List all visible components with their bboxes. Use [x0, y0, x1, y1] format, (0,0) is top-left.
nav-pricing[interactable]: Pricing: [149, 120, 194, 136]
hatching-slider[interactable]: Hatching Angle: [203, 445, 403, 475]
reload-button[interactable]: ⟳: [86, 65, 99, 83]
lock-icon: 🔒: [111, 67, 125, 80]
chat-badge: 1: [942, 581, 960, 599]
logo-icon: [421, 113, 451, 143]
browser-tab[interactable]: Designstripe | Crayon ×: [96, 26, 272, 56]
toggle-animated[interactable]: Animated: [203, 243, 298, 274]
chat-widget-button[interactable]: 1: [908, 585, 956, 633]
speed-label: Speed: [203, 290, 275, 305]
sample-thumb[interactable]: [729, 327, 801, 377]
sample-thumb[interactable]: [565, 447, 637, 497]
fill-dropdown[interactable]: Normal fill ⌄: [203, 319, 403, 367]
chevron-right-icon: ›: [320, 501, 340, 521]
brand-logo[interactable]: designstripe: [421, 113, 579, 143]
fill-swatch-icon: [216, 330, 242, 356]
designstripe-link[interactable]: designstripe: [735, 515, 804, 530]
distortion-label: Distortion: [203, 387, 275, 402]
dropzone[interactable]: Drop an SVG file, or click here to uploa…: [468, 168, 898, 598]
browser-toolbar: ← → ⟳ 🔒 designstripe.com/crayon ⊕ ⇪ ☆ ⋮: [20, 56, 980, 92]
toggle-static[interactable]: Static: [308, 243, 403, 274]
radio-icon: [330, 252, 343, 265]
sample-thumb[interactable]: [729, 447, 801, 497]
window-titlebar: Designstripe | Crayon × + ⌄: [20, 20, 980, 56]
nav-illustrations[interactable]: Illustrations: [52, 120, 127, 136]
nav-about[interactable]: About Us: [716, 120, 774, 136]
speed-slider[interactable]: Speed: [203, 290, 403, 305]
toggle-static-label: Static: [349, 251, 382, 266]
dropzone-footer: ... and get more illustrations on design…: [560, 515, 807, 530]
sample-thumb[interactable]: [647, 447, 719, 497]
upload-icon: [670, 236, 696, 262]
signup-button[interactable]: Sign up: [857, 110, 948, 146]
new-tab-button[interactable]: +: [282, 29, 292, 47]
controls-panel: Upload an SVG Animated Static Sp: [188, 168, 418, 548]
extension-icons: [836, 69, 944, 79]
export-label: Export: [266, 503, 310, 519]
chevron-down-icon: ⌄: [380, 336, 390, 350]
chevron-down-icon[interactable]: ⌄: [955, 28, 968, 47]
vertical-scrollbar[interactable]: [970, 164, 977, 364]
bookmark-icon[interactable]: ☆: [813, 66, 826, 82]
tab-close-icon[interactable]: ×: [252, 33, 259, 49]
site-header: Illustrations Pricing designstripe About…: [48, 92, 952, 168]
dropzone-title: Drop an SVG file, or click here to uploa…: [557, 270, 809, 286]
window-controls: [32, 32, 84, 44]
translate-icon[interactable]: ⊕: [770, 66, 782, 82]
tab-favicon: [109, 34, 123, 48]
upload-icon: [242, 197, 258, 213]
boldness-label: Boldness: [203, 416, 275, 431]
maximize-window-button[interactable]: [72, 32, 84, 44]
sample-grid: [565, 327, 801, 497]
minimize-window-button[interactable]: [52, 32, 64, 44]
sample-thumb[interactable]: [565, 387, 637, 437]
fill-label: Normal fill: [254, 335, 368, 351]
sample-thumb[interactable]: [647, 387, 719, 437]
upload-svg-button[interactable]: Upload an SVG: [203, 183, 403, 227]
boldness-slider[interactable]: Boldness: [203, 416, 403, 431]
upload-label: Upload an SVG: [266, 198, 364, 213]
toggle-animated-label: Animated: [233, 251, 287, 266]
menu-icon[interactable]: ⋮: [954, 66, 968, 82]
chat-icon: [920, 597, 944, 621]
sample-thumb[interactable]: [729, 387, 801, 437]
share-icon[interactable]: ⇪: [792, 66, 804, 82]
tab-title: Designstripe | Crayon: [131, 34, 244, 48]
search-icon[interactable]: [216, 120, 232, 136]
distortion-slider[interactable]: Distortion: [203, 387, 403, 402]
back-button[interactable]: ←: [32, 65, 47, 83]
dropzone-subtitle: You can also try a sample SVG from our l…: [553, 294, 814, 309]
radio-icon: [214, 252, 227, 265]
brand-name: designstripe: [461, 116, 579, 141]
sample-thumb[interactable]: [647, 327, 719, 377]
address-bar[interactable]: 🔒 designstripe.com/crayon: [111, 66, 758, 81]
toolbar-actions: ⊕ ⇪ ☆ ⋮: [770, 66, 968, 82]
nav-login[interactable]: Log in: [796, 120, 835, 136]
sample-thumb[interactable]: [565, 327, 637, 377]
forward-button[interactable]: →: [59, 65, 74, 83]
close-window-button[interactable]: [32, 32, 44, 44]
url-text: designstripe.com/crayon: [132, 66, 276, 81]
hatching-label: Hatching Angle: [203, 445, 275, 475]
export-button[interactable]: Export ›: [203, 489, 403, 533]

WORK TO COMPLETE >> Print every line of the material above, word for word and in the same order.

FULL OUTPUT >>
List all visible components with their bboxes. Use [x0, y0, x1, y1] format, (0,0) is top-left.
nav-pricing[interactable]: Pricing: [149, 120, 194, 136]
hatching-slider[interactable]: Hatching Angle: [203, 445, 403, 475]
reload-button[interactable]: ⟳: [86, 65, 99, 83]
lock-icon: 🔒: [111, 67, 125, 80]
chat-badge: 1: [942, 581, 960, 599]
logo-icon: [421, 113, 451, 143]
browser-tab[interactable]: Designstripe | Crayon ×: [96, 26, 272, 56]
toggle-animated[interactable]: Animated: [203, 243, 298, 274]
chat-widget-button[interactable]: 1: [908, 585, 956, 633]
speed-label: Speed: [203, 290, 275, 305]
sample-thumb[interactable]: [729, 327, 801, 377]
sample-thumb[interactable]: [565, 447, 637, 497]
fill-dropdown[interactable]: Normal fill ⌄: [203, 319, 403, 367]
chevron-right-icon: ›: [320, 501, 340, 521]
brand-logo[interactable]: designstripe: [421, 113, 579, 143]
fill-swatch-icon: [216, 330, 242, 356]
designstripe-link[interactable]: designstripe: [735, 515, 804, 530]
distortion-label: Distortion: [203, 387, 275, 402]
dropzone[interactable]: Drop an SVG file, or click here to uploa…: [468, 168, 898, 598]
browser-toolbar: ← → ⟳ 🔒 designstripe.com/crayon ⊕ ⇪ ☆ ⋮: [20, 56, 980, 92]
toggle-static[interactable]: Static: [308, 243, 403, 274]
radio-icon: [330, 252, 343, 265]
sample-thumb[interactable]: [729, 447, 801, 497]
window-titlebar: Designstripe | Crayon × + ⌄: [20, 20, 980, 56]
nav-illustrations[interactable]: Illustrations: [52, 120, 127, 136]
nav-about[interactable]: About Us: [716, 120, 774, 136]
speed-slider[interactable]: Speed: [203, 290, 403, 305]
toggle-static-label: Static: [349, 251, 382, 266]
dropzone-footer: ... and get more illustrations on design…: [560, 515, 807, 530]
sample-thumb[interactable]: [647, 447, 719, 497]
upload-icon: [670, 236, 696, 262]
signup-button[interactable]: Sign up: [857, 110, 948, 146]
new-tab-button[interactable]: +: [282, 29, 292, 47]
controls-panel: Upload an SVG Animated Static Sp: [188, 168, 418, 548]
extension-icons: [836, 69, 944, 79]
export-label: Export: [266, 503, 310, 519]
chevron-down-icon: ⌄: [380, 336, 390, 350]
chevron-down-icon[interactable]: ⌄: [955, 28, 968, 47]
vertical-scrollbar[interactable]: [970, 164, 977, 364]
bookmark-icon[interactable]: ☆: [813, 66, 826, 82]
tab-close-icon[interactable]: ×: [252, 33, 259, 49]
site-header: Illustrations Pricing designstripe About…: [48, 92, 952, 168]
dropzone-title: Drop an SVG file, or click here to uploa…: [557, 270, 809, 286]
window-controls: [32, 32, 84, 44]
translate-icon[interactable]: ⊕: [770, 66, 782, 82]
tab-favicon: [109, 34, 123, 48]
upload-icon: [242, 197, 258, 213]
boldness-label: Boldness: [203, 416, 275, 431]
maximize-window-button[interactable]: [72, 32, 84, 44]
sample-grid: [565, 327, 801, 497]
minimize-window-button[interactable]: [52, 32, 64, 44]
sample-thumb[interactable]: [565, 387, 637, 437]
fill-label: Normal fill: [254, 335, 368, 351]
sample-thumb[interactable]: [647, 387, 719, 437]
upload-svg-button[interactable]: Upload an SVG: [203, 183, 403, 227]
boldness-slider[interactable]: Boldness: [203, 416, 403, 431]
upload-label: Upload an SVG: [266, 198, 364, 213]
toggle-animated-label: Animated: [233, 251, 287, 266]
menu-icon[interactable]: ⋮: [954, 66, 968, 82]
chat-icon: [920, 597, 944, 621]
sample-thumb[interactable]: [729, 387, 801, 437]
share-icon[interactable]: ⇪: [792, 66, 804, 82]
tab-title: Designstripe | Crayon: [131, 34, 244, 48]
search-icon[interactable]: [216, 120, 232, 136]
distortion-slider[interactable]: Distortion: [203, 387, 403, 402]
back-button[interactable]: ←: [32, 65, 47, 83]
dropzone-subtitle: You can also try a sample SVG from our l…: [553, 294, 814, 309]
radio-icon: [214, 252, 227, 265]
brand-name: designstripe: [461, 116, 579, 141]
sample-thumb[interactable]: [647, 327, 719, 377]
address-bar[interactable]: 🔒 designstripe.com/crayon: [111, 66, 758, 81]
toolbar-actions: ⊕ ⇪ ☆ ⋮: [770, 66, 968, 82]
nav-login[interactable]: Log in: [796, 120, 835, 136]
sample-thumb[interactable]: [565, 327, 637, 377]
forward-button[interactable]: →: [59, 65, 74, 83]
close-window-button[interactable]: [32, 32, 44, 44]
url-text: designstripe.com/crayon: [132, 66, 276, 81]
hatching-label: Hatching Angle: [203, 445, 275, 475]
export-button[interactable]: Export ›: [203, 489, 403, 533]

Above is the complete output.